**TASK TO CARRY OUT:**
Quote the whole listing exactly. Leave the pictures out of your copy.

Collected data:
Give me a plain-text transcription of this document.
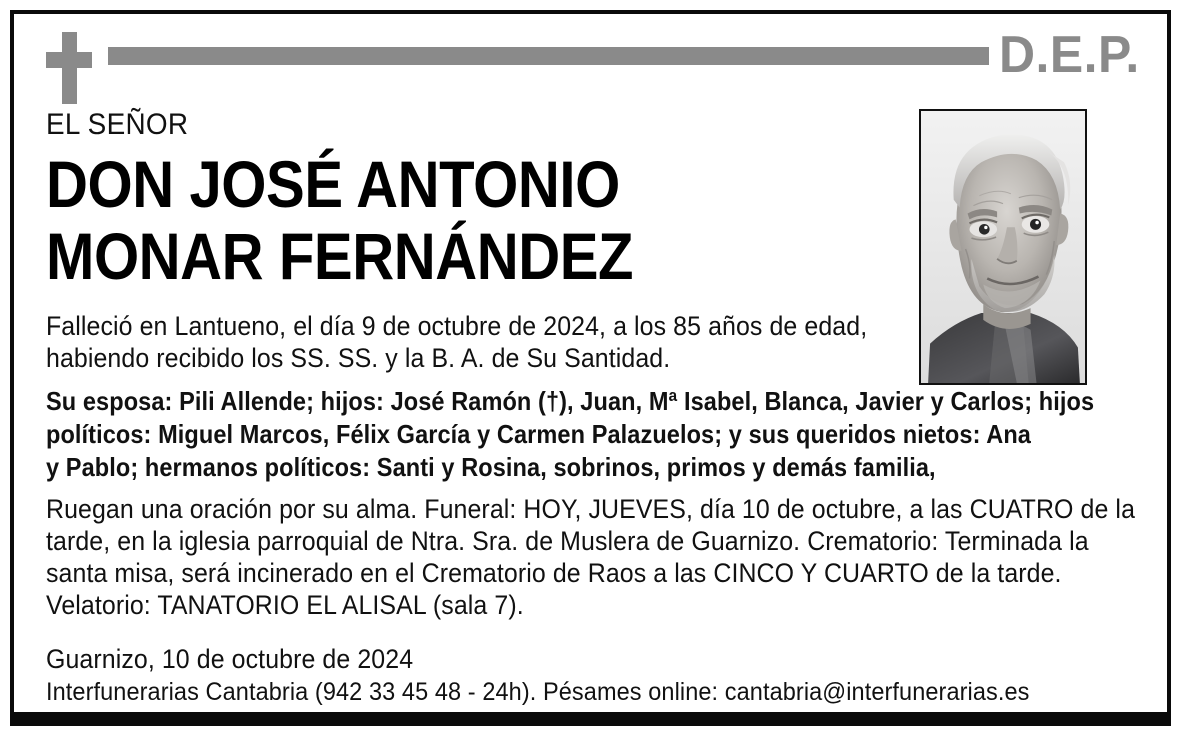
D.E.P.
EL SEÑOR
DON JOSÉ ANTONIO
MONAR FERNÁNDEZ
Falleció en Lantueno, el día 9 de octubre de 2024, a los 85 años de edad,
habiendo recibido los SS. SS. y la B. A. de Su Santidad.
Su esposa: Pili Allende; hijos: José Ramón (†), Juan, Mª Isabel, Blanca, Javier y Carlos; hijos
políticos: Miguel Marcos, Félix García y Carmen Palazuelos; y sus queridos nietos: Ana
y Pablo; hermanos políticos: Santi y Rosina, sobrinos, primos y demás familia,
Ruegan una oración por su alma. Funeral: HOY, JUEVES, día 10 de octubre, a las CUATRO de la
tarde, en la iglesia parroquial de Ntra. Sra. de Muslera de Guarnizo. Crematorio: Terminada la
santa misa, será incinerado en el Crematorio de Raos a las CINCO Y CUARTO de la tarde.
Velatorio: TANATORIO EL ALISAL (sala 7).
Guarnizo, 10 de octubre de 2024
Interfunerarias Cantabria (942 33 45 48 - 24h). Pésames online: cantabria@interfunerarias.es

**CORRECT RESULT:**
Give me a plain-text transcription of this document.
D.E.P.
EL SEÑOR
DON JOSÉ ANTONIO
MONAR FERNÁNDEZ
Falleció en Lantueno, el día 9 de octubre de 2024, a los 85 años de edad,
habiendo recibido los SS. SS. y la B. A. de Su Santidad.
Su esposa: Pili Allende; hijos: José Ramón (†), Juan, Mª Isabel, Blanca, Javier y Carlos; hijos
políticos: Miguel Marcos, Félix García y Carmen Palazuelos; y sus queridos nietos: Ana
y Pablo; hermanos políticos: Santi y Rosina, sobrinos, primos y demás familia,
Ruegan una oración por su alma. Funeral: HOY, JUEVES, día 10 de octubre, a las CUATRO de la
tarde, en la iglesia parroquial de Ntra. Sra. de Muslera de Guarnizo. Crematorio: Terminada la
santa misa, será incinerado en el Crematorio de Raos a las CINCO Y CUARTO de la tarde.
Velatorio: TANATORIO EL ALISAL (sala 7).
Guarnizo, 10 de octubre de 2024
Interfunerarias Cantabria (942 33 45 48 - 24h). Pésames online: cantabria@interfunerarias.es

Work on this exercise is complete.